Written request:
Check each line of the data below for the word "query", then extract the ones that have it.

Entries taken from a collection
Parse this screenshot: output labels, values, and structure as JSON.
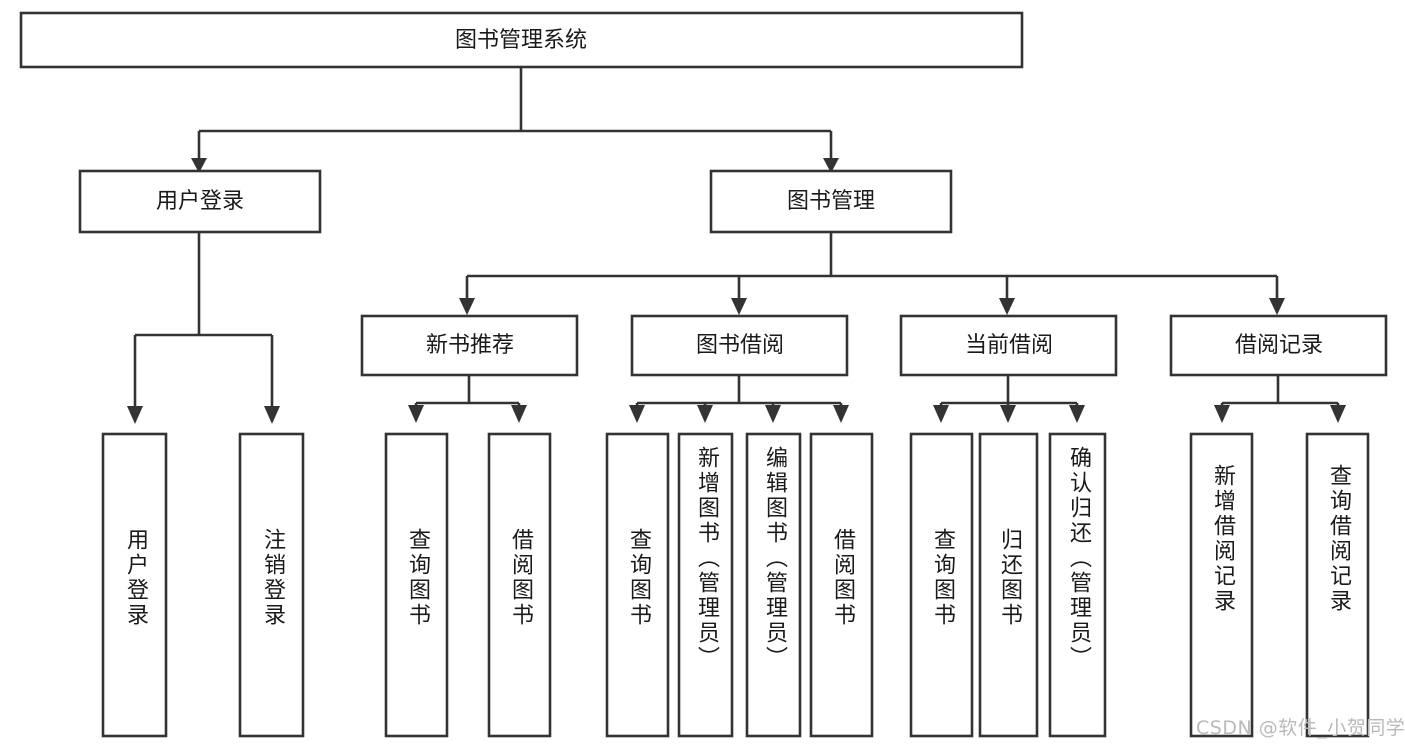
{
  "diagram": {
    "title": "图书管理系统",
    "type": "tree-hierarchy",
    "nodes": {
      "root": {
        "label": "图书管理系统"
      },
      "level2": [
        {
          "id": "user-login",
          "label": "用户登录"
        },
        {
          "id": "book-management",
          "label": "图书管理"
        }
      ],
      "level3": [
        {
          "id": "new-book-recommend",
          "label": "新书推荐"
        },
        {
          "id": "book-borrow",
          "label": "图书借阅"
        },
        {
          "id": "current-borrow",
          "label": "当前借阅"
        },
        {
          "id": "borrow-record",
          "label": "借阅记录"
        }
      ],
      "leaves": [
        {
          "id": "leaf-user-login",
          "label": "用户登录",
          "parent": "user-login"
        },
        {
          "id": "leaf-logout-login",
          "label": "注销登录",
          "parent": "user-login"
        },
        {
          "id": "leaf-query-book-1",
          "label": "查询图书",
          "parent": "new-book-recommend"
        },
        {
          "id": "leaf-borrow-book-1",
          "label": "借阅图书",
          "parent": "new-book-recommend"
        },
        {
          "id": "leaf-query-book-2",
          "label": "查询图书",
          "parent": "book-borrow"
        },
        {
          "id": "leaf-add-book",
          "label": "新增图书（管理员）",
          "parent": "book-borrow"
        },
        {
          "id": "leaf-edit-book",
          "label": "编辑图书（管理员）",
          "parent": "book-borrow"
        },
        {
          "id": "leaf-borrow-book-2",
          "label": "借阅图书",
          "parent": "book-borrow"
        },
        {
          "id": "leaf-query-book-3",
          "label": "查询图书",
          "parent": "current-borrow"
        },
        {
          "id": "leaf-return-book",
          "label": "归还图书",
          "parent": "current-borrow"
        },
        {
          "id": "leaf-confirm-return",
          "label": "确认归还（管理员）",
          "parent": "current-borrow"
        },
        {
          "id": "leaf-add-record",
          "label": "新增借阅记录",
          "parent": "borrow-record"
        },
        {
          "id": "leaf-query-record",
          "label": "查询借阅记录",
          "parent": "borrow-record"
        }
      ]
    },
    "colors": {
      "box_stroke": "#333333",
      "box_fill": "#ffffff",
      "text": "#1a1a1a",
      "connector": "#333333",
      "watermark": "#b9b9b9",
      "background": "#ffffff"
    }
  },
  "watermark": {
    "text": "CSDN @软件_小贺同学"
  }
}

Expected output:
          "id": "leaf-query-book-1",
          "id": "leaf-query-book-2",
          "id": "leaf-query-book-3",
          "id": "leaf-query-record",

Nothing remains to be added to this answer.